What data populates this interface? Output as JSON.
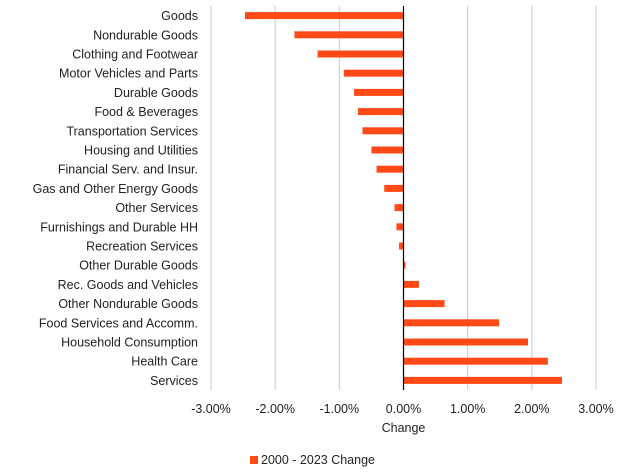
{
  "chart_data": {
    "type": "bar",
    "orientation": "horizontal",
    "categories": [
      "Goods",
      "Nondurable Goods",
      "Clothing and Footwear",
      "Motor Vehicles and Parts",
      "Durable Goods",
      "Food & Beverages",
      "Transportation Services",
      "Housing and Utilities",
      "Financial Serv. and Insur.",
      "Gas and Other Energy Goods",
      "Other Services",
      "Furnishings and Durable HH",
      "Recreation Services",
      "Other Durable Goods",
      "Rec. Goods and Vehicles",
      "Other Nondurable Goods",
      "Food Services and Accomm.",
      "Household Consumption",
      "Health Care",
      "Services"
    ],
    "series": [
      {
        "name": "2000 - 2023 Change",
        "color": "#ff4a17",
        "values": [
          -2.47,
          -1.7,
          -1.34,
          -0.93,
          -0.77,
          -0.71,
          -0.64,
          -0.5,
          -0.42,
          -0.3,
          -0.14,
          -0.11,
          -0.07,
          0.03,
          0.24,
          0.64,
          1.49,
          1.94,
          2.25,
          2.47
        ]
      }
    ],
    "xlabel": "Change",
    "ylabel": "",
    "xlim": [
      -3.0,
      3.0
    ],
    "xticks": [
      -3.0,
      -2.0,
      -1.0,
      0.0,
      1.0,
      2.0,
      3.0
    ],
    "xtick_labels": [
      "-3.00%",
      "-2.00%",
      "-1.00%",
      "0.00%",
      "1.00%",
      "2.00%",
      "3.00%"
    ],
    "grid": "vertical",
    "legend_position": "bottom-center"
  }
}
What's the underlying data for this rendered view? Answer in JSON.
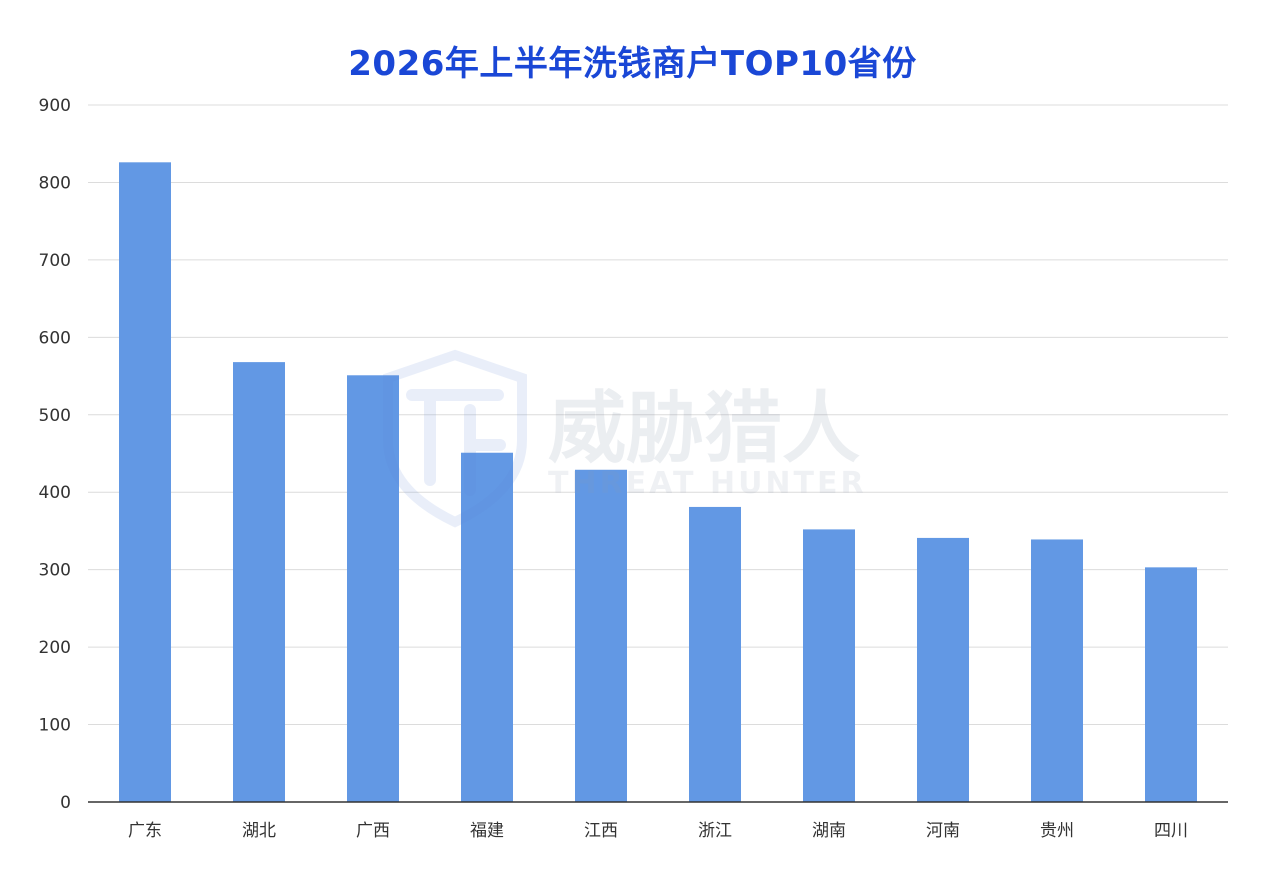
{
  "chart_data": {
    "type": "bar",
    "title": "2026年上半年洗钱商户TOP10省份",
    "xlabel": "",
    "ylabel": "",
    "categories": [
      "广东",
      "湖北",
      "广西",
      "福建",
      "江西",
      "浙江",
      "湖南",
      "河南",
      "贵州",
      "四川"
    ],
    "values": [
      826,
      568,
      551,
      451,
      429,
      381,
      352,
      341,
      339,
      303
    ],
    "ylim": [
      0,
      900
    ],
    "yticks": [
      "0",
      "100",
      "200",
      "300",
      "400",
      "500",
      "600",
      "700",
      "800",
      "900"
    ],
    "grid": true,
    "legend": "none",
    "bar_color": "#6298e4",
    "title_color": "#1a47d6"
  },
  "watermark": {
    "text_cn": "威胁猎人",
    "text_en": "THREAT HUNTER",
    "logo": "shield-th-logo"
  }
}
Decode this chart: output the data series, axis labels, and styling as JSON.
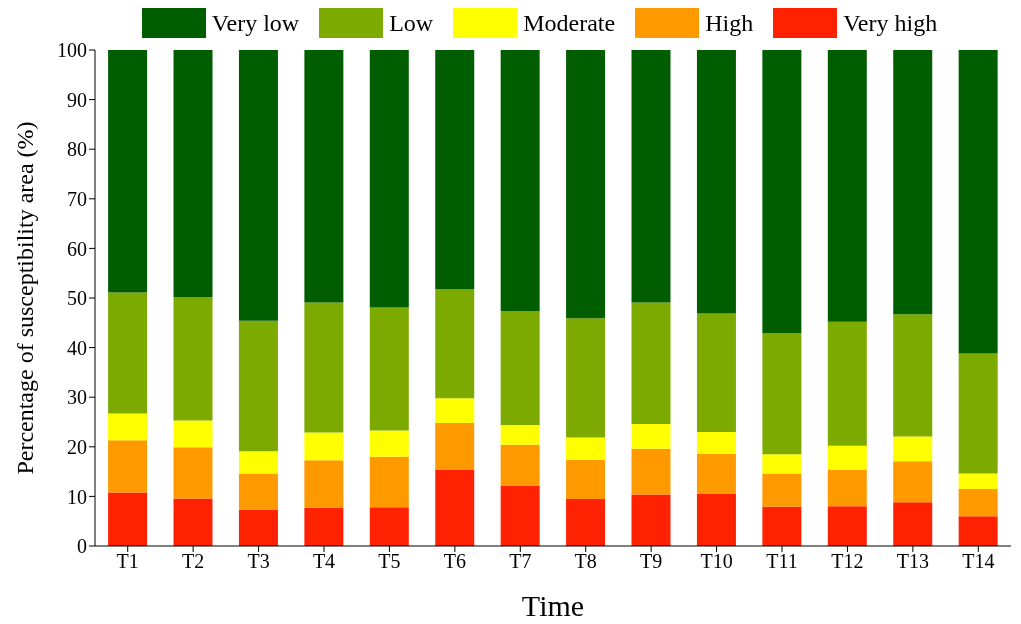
{
  "chart_data": {
    "type": "bar",
    "stacked": true,
    "xlabel": "Time",
    "ylabel": "Percentage of susceptibility area (%)",
    "categories": [
      "T1",
      "T2",
      "T3",
      "T4",
      "T5",
      "T6",
      "T7",
      "T8",
      "T9",
      "T10",
      "T11",
      "T12",
      "T13",
      "T14"
    ],
    "series": [
      {
        "name": "Very high",
        "color": "#ff2200",
        "values": [
          10.8,
          9.6,
          7.3,
          7.7,
          7.8,
          15.3,
          12.2,
          9.5,
          10.4,
          10.6,
          7.9,
          8.0,
          8.8,
          6.0
        ]
      },
      {
        "name": "High",
        "color": "#ff9900",
        "values": [
          10.5,
          10.3,
          7.3,
          9.6,
          10.2,
          9.5,
          8.2,
          7.9,
          9.2,
          8.0,
          6.7,
          7.4,
          8.3,
          5.5
        ]
      },
      {
        "name": "Moderate",
        "color": "#ffff00",
        "values": [
          5.4,
          5.4,
          4.5,
          5.6,
          5.3,
          5.0,
          4.0,
          4.5,
          5.0,
          4.4,
          3.9,
          4.8,
          5.0,
          3.1
        ]
      },
      {
        "name": "Low",
        "color": "#7caa00",
        "values": [
          24.4,
          24.9,
          26.3,
          26.2,
          24.8,
          22.0,
          23.0,
          24.0,
          24.5,
          23.9,
          24.4,
          25.0,
          24.6,
          24.2
        ]
      },
      {
        "name": "Very low",
        "color": "#005e00",
        "values": [
          48.9,
          49.8,
          54.6,
          50.9,
          51.9,
          48.2,
          52.6,
          54.1,
          50.9,
          53.1,
          57.1,
          54.8,
          53.3,
          61.2
        ]
      }
    ],
    "ylim": [
      0,
      100
    ],
    "yticks": [
      0,
      10,
      20,
      30,
      40,
      50,
      60,
      70,
      80,
      90,
      100
    ],
    "grid": false,
    "legend": "top"
  }
}
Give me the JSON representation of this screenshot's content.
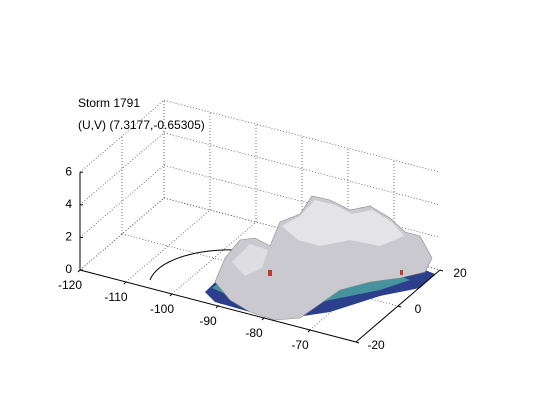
{
  "chart_data": {
    "type": "surface3d",
    "title": "Storm 1791",
    "subtitle": "(U,V) (7.3177,-0.65305)",
    "xlim": [
      -120,
      -60
    ],
    "xticks": [
      -120,
      -110,
      -100,
      -90,
      -80,
      -70
    ],
    "ylim": [
      -20,
      20
    ],
    "yticks": [
      -20,
      0,
      20
    ],
    "zlim": [
      0,
      6
    ],
    "zticks": [
      0,
      2,
      4,
      6
    ],
    "grid": true
  }
}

+++

- [WRITTEN INSTRUCTION]:
Omit any images, then output the listing exactly.

- [RESULT]:
What data populates this interface? Output as JSON.
{
  "chart_data": {
    "type": "bar",
    "orientation": "horizontal",
    "categories": [
      "Goods",
      "Nondurable Goods",
      "Clothing and Footwear",
      "Motor Vehicles and Parts",
      "Durable Goods",
      "Food & Beverages",
      "Transportation Services",
      "Housing and Utilities",
      "Financial Serv. and Insur.",
      "Gas and Other Energy Goods",
      "Other Services",
      "Furnishings and Durable HH",
      "Recreation Services",
      "Other Durable Goods",
      "Rec. Goods and Vehicles",
      "Other Nondurable Goods",
      "Food Services and Accomm.",
      "Household Consumption",
      "Health Care",
      "Services"
    ],
    "series": [
      {
        "name": "2000 - 2023 Change",
        "color": "#ff4a17",
        "values": [
          -2.47,
          -1.7,
          -1.34,
          -0.93,
          -0.77,
          -0.71,
          -0.64,
          -0.5,
          -0.42,
          -0.3,
          -0.14,
          -0.11,
          -0.07,
          0.03,
          0.24,
          0.64,
          1.49,
          1.94,
          2.25,
          2.47
        ]
      }
    ],
    "xlabel": "Change",
    "ylabel": "",
    "xlim": [
      -3.0,
      3.0
    ],
    "xticks": [
      -3.0,
      -2.0,
      -1.0,
      0.0,
      1.0,
      2.0,
      3.0
    ],
    "xtick_labels": [
      "-3.00%",
      "-2.00%",
      "-1.00%",
      "0.00%",
      "1.00%",
      "2.00%",
      "3.00%"
    ],
    "grid": "vertical",
    "legend_position": "bottom-center"
  }
}
What's the underlying data for this rendered view? Answer in JSON.
{
  "chart_data": {
    "type": "bar",
    "title": "2026年上半年洗钱商户TOP10省份",
    "xlabel": "",
    "ylabel": "",
    "categories": [
      "广东",
      "湖北",
      "广西",
      "福建",
      "江西",
      "浙江",
      "湖南",
      "河南",
      "贵州",
      "四川"
    ],
    "values": [
      826,
      568,
      551,
      451,
      429,
      381,
      352,
      341,
      339,
      303
    ],
    "ylim": [
      0,
      900
    ],
    "yticks": [
      "0",
      "100",
      "200",
      "300",
      "400",
      "500",
      "600",
      "700",
      "800",
      "900"
    ],
    "grid": true,
    "legend": "none",
    "bar_color": "#6298e4",
    "title_color": "#1a47d6"
  },
  "watermark": {
    "text_cn": "威胁猎人",
    "text_en": "THREAT HUNTER",
    "logo": "shield-th-logo"
  }
}
Decode this chart: output the data series, axis labels, and styling as JSON.
{
  "chart_data": {
    "type": "bar",
    "stacked": true,
    "xlabel": "Time",
    "ylabel": "Percentage of susceptibility area (%)",
    "categories": [
      "T1",
      "T2",
      "T3",
      "T4",
      "T5",
      "T6",
      "T7",
      "T8",
      "T9",
      "T10",
      "T11",
      "T12",
      "T13",
      "T14"
    ],
    "series": [
      {
        "name": "Very high",
        "color": "#ff2200",
        "values": [
          10.8,
          9.6,
          7.3,
          7.7,
          7.8,
          15.3,
          12.2,
          9.5,
          10.4,
          10.6,
          7.9,
          8.0,
          8.8,
          6.0
        ]
      },
      {
        "name": "High",
        "color": "#ff9900",
        "values": [
          10.5,
          10.3,
          7.3,
          9.6,
          10.2,
          9.5,
          8.2,
          7.9,
          9.2,
          8.0,
          6.7,
          7.4,
          8.3,
          5.5
        ]
      },
      {
        "name": "Moderate",
        "color": "#ffff00",
        "values": [
          5.4,
          5.4,
          4.5,
          5.6,
          5.3,
          5.0,
          4.0,
          4.5,
          5.0,
          4.4,
          3.9,
          4.8,
          5.0,
          3.1
        ]
      },
      {
        "name": "Low",
        "color": "#7caa00",
        "values": [
          24.4,
          24.9,
          26.3,
          26.2,
          24.8,
          22.0,
          23.0,
          24.0,
          24.5,
          23.9,
          24.4,
          25.0,
          24.6,
          24.2
        ]
      },
      {
        "name": "Very low",
        "color": "#005e00",
        "values": [
          48.9,
          49.8,
          54.6,
          50.9,
          51.9,
          48.2,
          52.6,
          54.1,
          50.9,
          53.1,
          57.1,
          54.8,
          53.3,
          61.2
        ]
      }
    ],
    "ylim": [
      0,
      100
    ],
    "yticks": [
      0,
      10,
      20,
      30,
      40,
      50,
      60,
      70,
      80,
      90,
      100
    ],
    "grid": false,
    "legend": "top"
  }
}
Give me the JSON representation of this screenshot's content.
{
  "chart_data": {
    "type": "surface3d",
    "title": "Storm 1791",
    "subtitle": "(U,V) (7.3177,-0.65305)",
    "xlim": [
      -120,
      -60
    ],
    "xticks": [
      -120,
      -110,
      -100,
      -90,
      -80,
      -70
    ],
    "ylim": [
      -20,
      20
    ],
    "yticks": [
      -20,
      0,
      20
    ],
    "zlim": [
      0,
      6
    ],
    "zticks": [
      0,
      2,
      4,
      6
    ],
    "grid": true
  }
}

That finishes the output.